(Exercise aim):
Each line that follows should be printed again exactly as it stands.

[Data entries]
▼▼▼

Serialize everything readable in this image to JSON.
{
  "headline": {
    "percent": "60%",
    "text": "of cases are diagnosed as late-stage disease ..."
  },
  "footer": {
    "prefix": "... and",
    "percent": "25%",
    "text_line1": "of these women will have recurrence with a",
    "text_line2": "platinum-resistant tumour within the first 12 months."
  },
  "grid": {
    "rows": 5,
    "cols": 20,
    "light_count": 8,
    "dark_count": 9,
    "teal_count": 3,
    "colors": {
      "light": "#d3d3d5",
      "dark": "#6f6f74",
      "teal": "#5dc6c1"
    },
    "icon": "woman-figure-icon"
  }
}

▲▲▲

(Response to the task):
Serialize everything readable in this image to JSON.
{
  "headline": {
    "percent": "60%",
    "text": "of cases are diagnosed as late-stage disease ..."
  },
  "footer": {
    "prefix": "... and",
    "percent": "25%",
    "text_line1": "of these women will have recurrence with a",
    "text_line2": "platinum-resistant tumour within the first 12 months."
  },
  "grid": {
    "rows": 5,
    "cols": 20,
    "light_count": 8,
    "dark_count": 9,
    "teal_count": 3,
    "colors": {
      "light": "#d3d3d5",
      "dark": "#6f6f74",
      "teal": "#5dc6c1"
    },
    "icon": "woman-figure-icon"
  }
}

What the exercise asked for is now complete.